Your goal: Reading down the listing below, count the lines where the word "básico" shows up, then give only that count.

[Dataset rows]
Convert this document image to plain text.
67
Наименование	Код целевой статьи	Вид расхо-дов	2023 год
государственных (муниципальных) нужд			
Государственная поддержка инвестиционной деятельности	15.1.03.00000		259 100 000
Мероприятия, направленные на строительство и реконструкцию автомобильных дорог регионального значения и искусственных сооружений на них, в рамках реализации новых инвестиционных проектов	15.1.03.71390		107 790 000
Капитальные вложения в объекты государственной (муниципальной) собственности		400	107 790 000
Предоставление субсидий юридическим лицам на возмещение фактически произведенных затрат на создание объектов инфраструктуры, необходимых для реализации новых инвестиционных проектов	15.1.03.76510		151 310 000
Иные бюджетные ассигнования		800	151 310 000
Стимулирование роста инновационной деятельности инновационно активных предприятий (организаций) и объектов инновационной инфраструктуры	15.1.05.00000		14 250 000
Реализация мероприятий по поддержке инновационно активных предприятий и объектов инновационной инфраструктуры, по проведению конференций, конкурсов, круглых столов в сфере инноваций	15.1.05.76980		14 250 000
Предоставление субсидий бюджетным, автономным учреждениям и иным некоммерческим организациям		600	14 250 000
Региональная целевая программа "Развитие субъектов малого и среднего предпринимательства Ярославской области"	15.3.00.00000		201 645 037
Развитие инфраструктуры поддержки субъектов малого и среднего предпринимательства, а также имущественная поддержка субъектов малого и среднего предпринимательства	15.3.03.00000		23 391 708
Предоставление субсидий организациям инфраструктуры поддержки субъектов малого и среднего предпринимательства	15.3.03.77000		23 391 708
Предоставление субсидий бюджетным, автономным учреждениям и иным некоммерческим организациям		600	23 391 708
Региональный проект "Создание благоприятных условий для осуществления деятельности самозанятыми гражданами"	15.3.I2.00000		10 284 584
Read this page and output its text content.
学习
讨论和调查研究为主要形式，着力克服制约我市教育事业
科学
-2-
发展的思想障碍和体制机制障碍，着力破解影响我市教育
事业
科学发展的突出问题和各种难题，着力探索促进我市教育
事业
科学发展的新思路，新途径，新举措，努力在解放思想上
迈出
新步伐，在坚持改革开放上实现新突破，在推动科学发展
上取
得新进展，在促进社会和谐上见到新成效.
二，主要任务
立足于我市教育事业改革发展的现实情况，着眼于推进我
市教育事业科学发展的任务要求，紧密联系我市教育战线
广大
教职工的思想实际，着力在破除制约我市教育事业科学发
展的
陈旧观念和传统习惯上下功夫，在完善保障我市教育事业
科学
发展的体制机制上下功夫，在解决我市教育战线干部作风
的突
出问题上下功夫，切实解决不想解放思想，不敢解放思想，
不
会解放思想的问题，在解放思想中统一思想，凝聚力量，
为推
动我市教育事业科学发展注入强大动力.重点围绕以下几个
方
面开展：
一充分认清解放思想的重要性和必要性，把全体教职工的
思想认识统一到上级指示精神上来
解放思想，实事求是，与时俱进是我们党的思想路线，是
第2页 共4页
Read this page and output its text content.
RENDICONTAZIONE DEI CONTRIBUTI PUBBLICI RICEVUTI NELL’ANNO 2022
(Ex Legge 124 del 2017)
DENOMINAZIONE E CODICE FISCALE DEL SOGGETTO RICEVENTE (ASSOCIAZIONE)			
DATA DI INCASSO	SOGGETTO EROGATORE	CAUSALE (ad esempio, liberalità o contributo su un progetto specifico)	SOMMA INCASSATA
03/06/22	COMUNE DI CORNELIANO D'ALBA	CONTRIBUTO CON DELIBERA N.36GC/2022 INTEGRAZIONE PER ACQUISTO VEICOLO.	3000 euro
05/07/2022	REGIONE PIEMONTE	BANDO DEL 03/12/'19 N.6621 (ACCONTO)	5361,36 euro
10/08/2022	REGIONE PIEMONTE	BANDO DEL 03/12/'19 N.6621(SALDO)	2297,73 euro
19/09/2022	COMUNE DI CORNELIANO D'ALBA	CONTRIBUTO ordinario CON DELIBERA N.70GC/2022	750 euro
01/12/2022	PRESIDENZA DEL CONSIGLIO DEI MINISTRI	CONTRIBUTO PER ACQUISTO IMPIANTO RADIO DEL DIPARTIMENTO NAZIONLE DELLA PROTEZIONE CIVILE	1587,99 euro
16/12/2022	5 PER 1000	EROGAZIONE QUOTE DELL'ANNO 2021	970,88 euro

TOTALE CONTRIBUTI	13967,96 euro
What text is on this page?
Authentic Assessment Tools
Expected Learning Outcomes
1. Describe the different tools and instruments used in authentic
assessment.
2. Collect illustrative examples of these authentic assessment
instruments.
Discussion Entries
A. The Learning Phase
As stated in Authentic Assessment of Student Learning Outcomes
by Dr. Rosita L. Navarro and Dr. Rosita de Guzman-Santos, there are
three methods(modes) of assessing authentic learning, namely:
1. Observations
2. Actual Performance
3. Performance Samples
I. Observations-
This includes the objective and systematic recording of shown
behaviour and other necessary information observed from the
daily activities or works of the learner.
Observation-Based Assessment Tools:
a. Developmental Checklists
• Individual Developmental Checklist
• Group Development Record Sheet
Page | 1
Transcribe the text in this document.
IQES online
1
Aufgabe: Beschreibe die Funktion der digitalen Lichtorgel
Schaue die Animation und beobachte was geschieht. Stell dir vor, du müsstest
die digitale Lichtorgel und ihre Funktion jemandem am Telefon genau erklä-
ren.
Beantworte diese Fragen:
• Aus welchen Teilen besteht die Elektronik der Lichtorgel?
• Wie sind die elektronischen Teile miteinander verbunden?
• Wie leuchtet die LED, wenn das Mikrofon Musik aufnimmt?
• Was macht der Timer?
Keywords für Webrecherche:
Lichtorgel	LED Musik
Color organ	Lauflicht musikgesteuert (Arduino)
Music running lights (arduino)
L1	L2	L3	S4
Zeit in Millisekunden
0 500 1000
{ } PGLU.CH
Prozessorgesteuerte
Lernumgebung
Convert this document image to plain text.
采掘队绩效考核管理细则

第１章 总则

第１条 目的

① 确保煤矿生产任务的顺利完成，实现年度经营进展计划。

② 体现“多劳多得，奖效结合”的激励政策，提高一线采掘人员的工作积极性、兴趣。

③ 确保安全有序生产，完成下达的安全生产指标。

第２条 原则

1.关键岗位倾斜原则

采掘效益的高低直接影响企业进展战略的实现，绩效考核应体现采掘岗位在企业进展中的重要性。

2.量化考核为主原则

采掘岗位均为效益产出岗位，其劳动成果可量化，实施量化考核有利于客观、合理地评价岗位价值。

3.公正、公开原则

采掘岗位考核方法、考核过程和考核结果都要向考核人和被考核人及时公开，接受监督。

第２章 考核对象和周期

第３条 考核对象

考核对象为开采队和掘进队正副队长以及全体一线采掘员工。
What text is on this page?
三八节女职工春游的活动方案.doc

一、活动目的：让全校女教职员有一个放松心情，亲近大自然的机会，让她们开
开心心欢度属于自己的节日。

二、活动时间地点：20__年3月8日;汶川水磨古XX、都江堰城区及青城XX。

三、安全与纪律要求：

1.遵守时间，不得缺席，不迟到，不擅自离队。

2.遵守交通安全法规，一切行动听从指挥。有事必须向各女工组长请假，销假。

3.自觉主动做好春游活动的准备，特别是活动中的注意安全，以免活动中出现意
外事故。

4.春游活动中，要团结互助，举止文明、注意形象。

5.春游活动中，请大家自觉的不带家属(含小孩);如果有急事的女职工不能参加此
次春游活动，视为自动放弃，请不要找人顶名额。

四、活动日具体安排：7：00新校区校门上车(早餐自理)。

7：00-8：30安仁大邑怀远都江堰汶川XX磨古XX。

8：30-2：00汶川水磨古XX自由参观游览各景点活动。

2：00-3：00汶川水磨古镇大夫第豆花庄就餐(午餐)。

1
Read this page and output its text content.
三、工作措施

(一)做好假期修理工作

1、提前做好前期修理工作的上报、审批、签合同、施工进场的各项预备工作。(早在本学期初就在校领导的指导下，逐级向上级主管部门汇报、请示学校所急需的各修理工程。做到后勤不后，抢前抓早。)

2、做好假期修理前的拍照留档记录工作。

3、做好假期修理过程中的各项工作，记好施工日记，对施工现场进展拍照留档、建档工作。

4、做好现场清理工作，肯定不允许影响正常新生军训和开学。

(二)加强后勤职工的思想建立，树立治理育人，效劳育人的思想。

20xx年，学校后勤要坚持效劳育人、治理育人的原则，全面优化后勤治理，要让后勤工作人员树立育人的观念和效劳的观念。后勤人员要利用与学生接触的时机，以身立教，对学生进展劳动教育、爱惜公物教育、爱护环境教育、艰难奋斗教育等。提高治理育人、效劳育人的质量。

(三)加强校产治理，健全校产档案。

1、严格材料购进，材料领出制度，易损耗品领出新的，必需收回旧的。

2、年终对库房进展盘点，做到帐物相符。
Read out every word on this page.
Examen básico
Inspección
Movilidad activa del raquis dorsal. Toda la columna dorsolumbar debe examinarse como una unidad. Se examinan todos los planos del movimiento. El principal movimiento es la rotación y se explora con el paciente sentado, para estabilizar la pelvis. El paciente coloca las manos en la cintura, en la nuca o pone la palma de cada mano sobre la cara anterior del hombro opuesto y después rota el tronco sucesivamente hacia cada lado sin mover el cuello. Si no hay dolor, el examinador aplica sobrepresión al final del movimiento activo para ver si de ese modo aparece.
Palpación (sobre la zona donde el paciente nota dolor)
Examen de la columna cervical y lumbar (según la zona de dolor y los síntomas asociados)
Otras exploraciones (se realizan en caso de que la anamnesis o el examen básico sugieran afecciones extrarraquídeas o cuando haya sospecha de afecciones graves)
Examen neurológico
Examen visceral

Complete output: 2